» JOB
Print every entry word for word, but omit the pictures.

::::::

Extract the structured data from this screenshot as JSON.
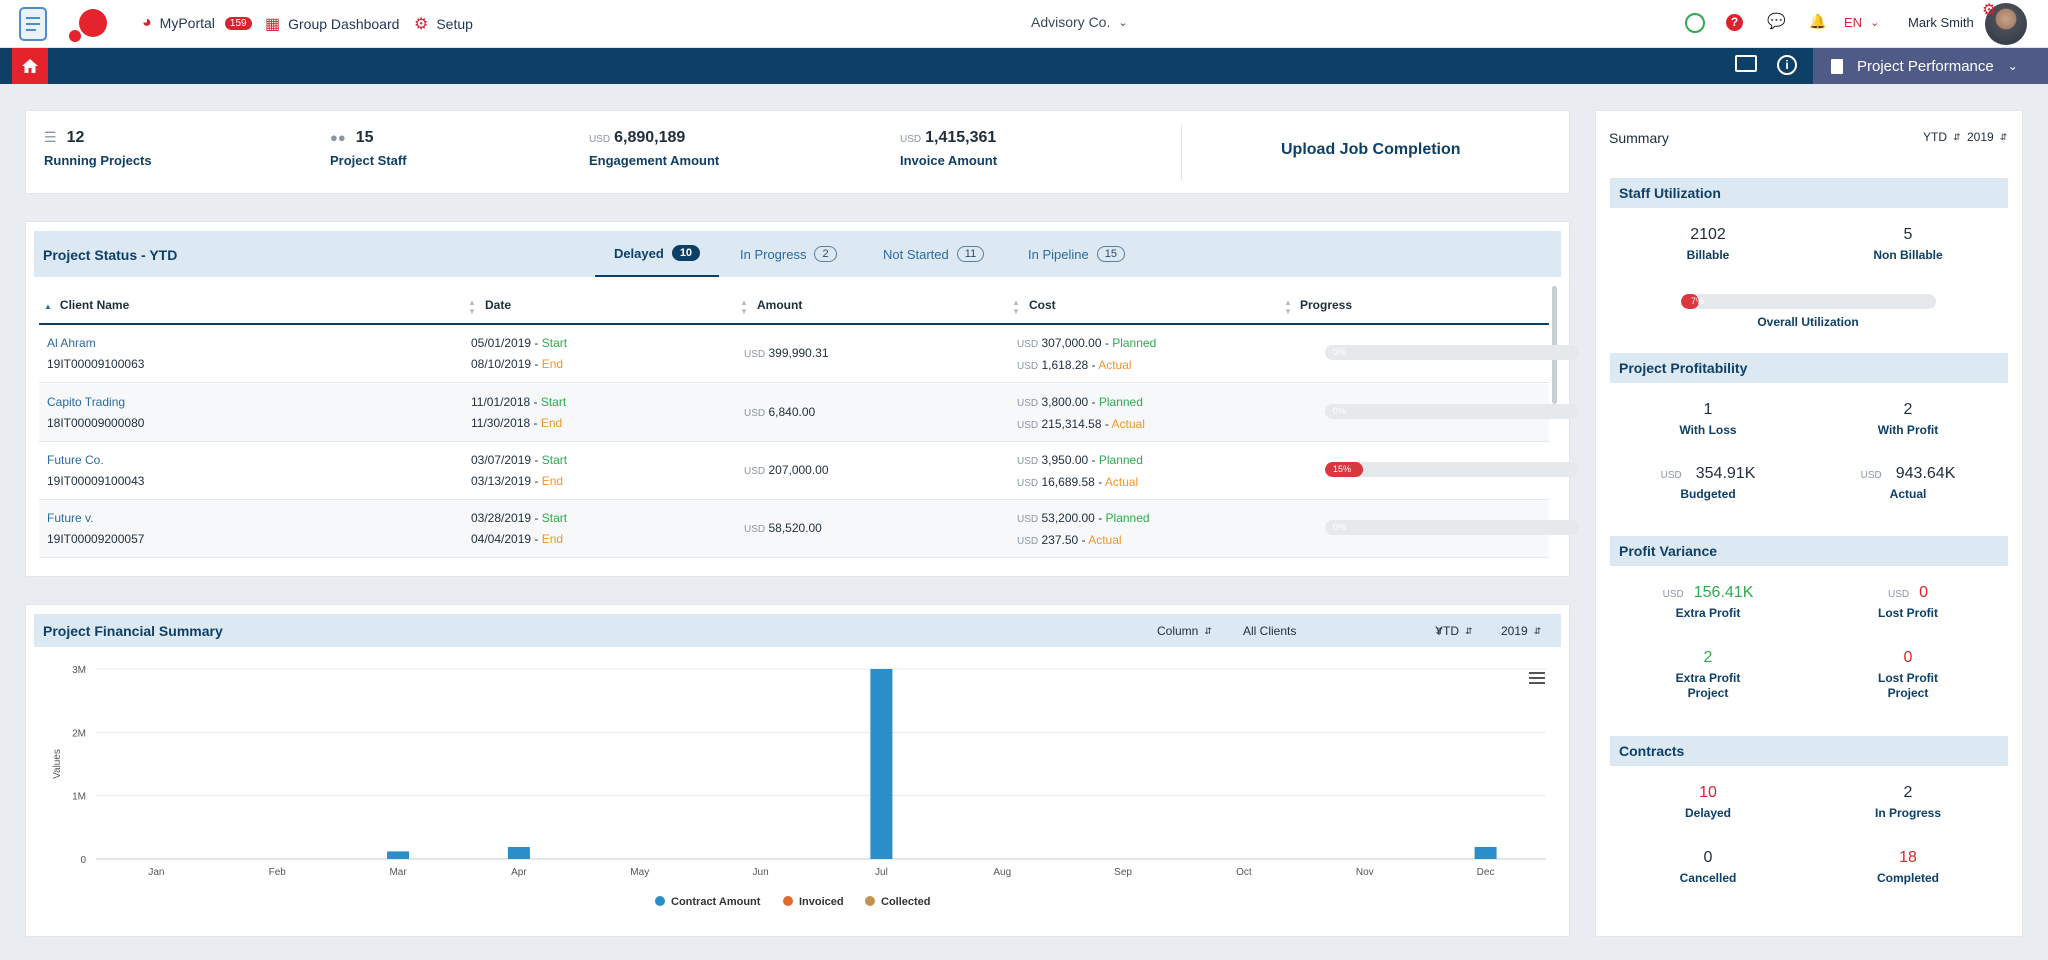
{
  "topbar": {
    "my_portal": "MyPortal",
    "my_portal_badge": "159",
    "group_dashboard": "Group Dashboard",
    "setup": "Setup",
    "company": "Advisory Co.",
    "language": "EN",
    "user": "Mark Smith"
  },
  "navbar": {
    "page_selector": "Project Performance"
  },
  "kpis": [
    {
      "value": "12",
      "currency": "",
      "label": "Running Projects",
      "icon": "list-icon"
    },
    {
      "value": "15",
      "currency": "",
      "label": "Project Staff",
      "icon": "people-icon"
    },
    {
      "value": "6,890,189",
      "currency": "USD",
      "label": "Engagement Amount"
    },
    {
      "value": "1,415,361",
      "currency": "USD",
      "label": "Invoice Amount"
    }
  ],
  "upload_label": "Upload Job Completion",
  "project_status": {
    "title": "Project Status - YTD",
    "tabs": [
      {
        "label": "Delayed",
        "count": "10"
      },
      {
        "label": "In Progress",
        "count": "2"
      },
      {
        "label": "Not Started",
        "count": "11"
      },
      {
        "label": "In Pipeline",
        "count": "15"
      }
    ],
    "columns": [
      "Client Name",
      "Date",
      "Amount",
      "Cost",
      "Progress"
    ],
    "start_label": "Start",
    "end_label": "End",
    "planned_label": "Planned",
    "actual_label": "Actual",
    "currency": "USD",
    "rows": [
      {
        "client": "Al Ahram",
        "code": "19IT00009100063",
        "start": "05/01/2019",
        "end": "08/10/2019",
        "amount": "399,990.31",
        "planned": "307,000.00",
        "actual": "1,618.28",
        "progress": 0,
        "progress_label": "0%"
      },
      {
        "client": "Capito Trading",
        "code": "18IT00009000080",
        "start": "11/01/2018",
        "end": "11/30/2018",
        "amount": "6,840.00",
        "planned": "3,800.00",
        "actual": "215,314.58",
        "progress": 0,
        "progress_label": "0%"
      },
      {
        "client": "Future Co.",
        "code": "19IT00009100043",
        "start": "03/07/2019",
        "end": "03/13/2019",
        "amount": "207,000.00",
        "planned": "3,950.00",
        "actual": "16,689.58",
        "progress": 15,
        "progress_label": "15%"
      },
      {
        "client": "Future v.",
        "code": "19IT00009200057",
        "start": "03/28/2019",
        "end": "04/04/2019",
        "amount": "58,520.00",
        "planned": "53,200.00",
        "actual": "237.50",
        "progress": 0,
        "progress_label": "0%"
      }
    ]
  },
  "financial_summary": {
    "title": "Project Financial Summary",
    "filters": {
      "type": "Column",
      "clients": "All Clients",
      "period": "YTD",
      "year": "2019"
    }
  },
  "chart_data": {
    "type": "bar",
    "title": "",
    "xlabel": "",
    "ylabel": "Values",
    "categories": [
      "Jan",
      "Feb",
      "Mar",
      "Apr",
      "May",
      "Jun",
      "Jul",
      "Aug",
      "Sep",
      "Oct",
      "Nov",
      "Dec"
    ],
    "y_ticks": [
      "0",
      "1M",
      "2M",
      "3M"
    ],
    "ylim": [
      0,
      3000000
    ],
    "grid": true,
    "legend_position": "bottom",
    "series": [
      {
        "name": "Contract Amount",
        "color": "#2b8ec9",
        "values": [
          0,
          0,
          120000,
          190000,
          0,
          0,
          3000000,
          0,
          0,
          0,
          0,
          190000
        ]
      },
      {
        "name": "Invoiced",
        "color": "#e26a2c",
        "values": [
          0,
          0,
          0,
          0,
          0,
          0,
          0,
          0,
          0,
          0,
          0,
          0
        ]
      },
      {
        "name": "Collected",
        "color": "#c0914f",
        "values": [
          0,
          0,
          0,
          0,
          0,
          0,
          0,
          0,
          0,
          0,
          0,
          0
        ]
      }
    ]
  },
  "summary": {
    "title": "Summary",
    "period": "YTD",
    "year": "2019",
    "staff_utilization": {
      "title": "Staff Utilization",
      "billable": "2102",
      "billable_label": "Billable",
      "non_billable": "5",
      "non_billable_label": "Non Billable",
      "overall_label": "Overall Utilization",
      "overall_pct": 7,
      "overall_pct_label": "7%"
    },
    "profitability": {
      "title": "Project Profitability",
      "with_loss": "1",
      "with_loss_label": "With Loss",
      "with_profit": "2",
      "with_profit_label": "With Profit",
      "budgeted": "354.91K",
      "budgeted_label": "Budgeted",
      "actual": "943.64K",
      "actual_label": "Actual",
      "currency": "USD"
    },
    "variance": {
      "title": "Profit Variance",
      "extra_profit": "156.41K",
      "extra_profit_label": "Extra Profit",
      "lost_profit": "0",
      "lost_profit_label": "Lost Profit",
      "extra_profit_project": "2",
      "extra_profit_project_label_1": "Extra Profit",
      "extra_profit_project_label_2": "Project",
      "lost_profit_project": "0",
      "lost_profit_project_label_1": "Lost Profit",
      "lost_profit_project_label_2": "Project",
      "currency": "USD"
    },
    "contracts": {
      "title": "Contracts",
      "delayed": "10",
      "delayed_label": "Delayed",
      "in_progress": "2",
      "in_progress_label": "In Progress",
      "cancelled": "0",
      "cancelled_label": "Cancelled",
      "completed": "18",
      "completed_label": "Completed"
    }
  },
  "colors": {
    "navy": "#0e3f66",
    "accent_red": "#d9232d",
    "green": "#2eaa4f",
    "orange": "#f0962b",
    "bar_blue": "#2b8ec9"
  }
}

::::::

» SOLUTION TO THIS PROBLEM
Extract the structured data from this screenshot as JSON.
{
  "topbar": {
    "my_portal": "MyPortal",
    "my_portal_badge": "159",
    "group_dashboard": "Group Dashboard",
    "setup": "Setup",
    "company": "Advisory Co.",
    "language": "EN",
    "user": "Mark Smith"
  },
  "navbar": {
    "page_selector": "Project Performance"
  },
  "kpis": [
    {
      "value": "12",
      "currency": "",
      "label": "Running Projects",
      "icon": "list-icon"
    },
    {
      "value": "15",
      "currency": "",
      "label": "Project Staff",
      "icon": "people-icon"
    },
    {
      "value": "6,890,189",
      "currency": "USD",
      "label": "Engagement Amount"
    },
    {
      "value": "1,415,361",
      "currency": "USD",
      "label": "Invoice Amount"
    }
  ],
  "upload_label": "Upload Job Completion",
  "project_status": {
    "title": "Project Status - YTD",
    "tabs": [
      {
        "label": "Delayed",
        "count": "10"
      },
      {
        "label": "In Progress",
        "count": "2"
      },
      {
        "label": "Not Started",
        "count": "11"
      },
      {
        "label": "In Pipeline",
        "count": "15"
      }
    ],
    "columns": [
      "Client Name",
      "Date",
      "Amount",
      "Cost",
      "Progress"
    ],
    "start_label": "Start",
    "end_label": "End",
    "planned_label": "Planned",
    "actual_label": "Actual",
    "currency": "USD",
    "rows": [
      {
        "client": "Al Ahram",
        "code": "19IT00009100063",
        "start": "05/01/2019",
        "end": "08/10/2019",
        "amount": "399,990.31",
        "planned": "307,000.00",
        "actual": "1,618.28",
        "progress": 0,
        "progress_label": "0%"
      },
      {
        "client": "Capito Trading",
        "code": "18IT00009000080",
        "start": "11/01/2018",
        "end": "11/30/2018",
        "amount": "6,840.00",
        "planned": "3,800.00",
        "actual": "215,314.58",
        "progress": 0,
        "progress_label": "0%"
      },
      {
        "client": "Future Co.",
        "code": "19IT00009100043",
        "start": "03/07/2019",
        "end": "03/13/2019",
        "amount": "207,000.00",
        "planned": "3,950.00",
        "actual": "16,689.58",
        "progress": 15,
        "progress_label": "15%"
      },
      {
        "client": "Future v.",
        "code": "19IT00009200057",
        "start": "03/28/2019",
        "end": "04/04/2019",
        "amount": "58,520.00",
        "planned": "53,200.00",
        "actual": "237.50",
        "progress": 0,
        "progress_label": "0%"
      }
    ]
  },
  "financial_summary": {
    "title": "Project Financial Summary",
    "filters": {
      "type": "Column",
      "clients": "All Clients",
      "period": "YTD",
      "year": "2019"
    }
  },
  "chart_data": {
    "type": "bar",
    "title": "",
    "xlabel": "",
    "ylabel": "Values",
    "categories": [
      "Jan",
      "Feb",
      "Mar",
      "Apr",
      "May",
      "Jun",
      "Jul",
      "Aug",
      "Sep",
      "Oct",
      "Nov",
      "Dec"
    ],
    "y_ticks": [
      "0",
      "1M",
      "2M",
      "3M"
    ],
    "ylim": [
      0,
      3000000
    ],
    "grid": true,
    "legend_position": "bottom",
    "series": [
      {
        "name": "Contract Amount",
        "color": "#2b8ec9",
        "values": [
          0,
          0,
          120000,
          190000,
          0,
          0,
          3000000,
          0,
          0,
          0,
          0,
          190000
        ]
      },
      {
        "name": "Invoiced",
        "color": "#e26a2c",
        "values": [
          0,
          0,
          0,
          0,
          0,
          0,
          0,
          0,
          0,
          0,
          0,
          0
        ]
      },
      {
        "name": "Collected",
        "color": "#c0914f",
        "values": [
          0,
          0,
          0,
          0,
          0,
          0,
          0,
          0,
          0,
          0,
          0,
          0
        ]
      }
    ]
  },
  "summary": {
    "title": "Summary",
    "period": "YTD",
    "year": "2019",
    "staff_utilization": {
      "title": "Staff Utilization",
      "billable": "2102",
      "billable_label": "Billable",
      "non_billable": "5",
      "non_billable_label": "Non Billable",
      "overall_label": "Overall Utilization",
      "overall_pct": 7,
      "overall_pct_label": "7%"
    },
    "profitability": {
      "title": "Project Profitability",
      "with_loss": "1",
      "with_loss_label": "With Loss",
      "with_profit": "2",
      "with_profit_label": "With Profit",
      "budgeted": "354.91K",
      "budgeted_label": "Budgeted",
      "actual": "943.64K",
      "actual_label": "Actual",
      "currency": "USD"
    },
    "variance": {
      "title": "Profit Variance",
      "extra_profit": "156.41K",
      "extra_profit_label": "Extra Profit",
      "lost_profit": "0",
      "lost_profit_label": "Lost Profit",
      "extra_profit_project": "2",
      "extra_profit_project_label_1": "Extra Profit",
      "extra_profit_project_label_2": "Project",
      "lost_profit_project": "0",
      "lost_profit_project_label_1": "Lost Profit",
      "lost_profit_project_label_2": "Project",
      "currency": "USD"
    },
    "contracts": {
      "title": "Contracts",
      "delayed": "10",
      "delayed_label": "Delayed",
      "in_progress": "2",
      "in_progress_label": "In Progress",
      "cancelled": "0",
      "cancelled_label": "Cancelled",
      "completed": "18",
      "completed_label": "Completed"
    }
  },
  "colors": {
    "navy": "#0e3f66",
    "accent_red": "#d9232d",
    "green": "#2eaa4f",
    "orange": "#f0962b",
    "bar_blue": "#2b8ec9"
  }
}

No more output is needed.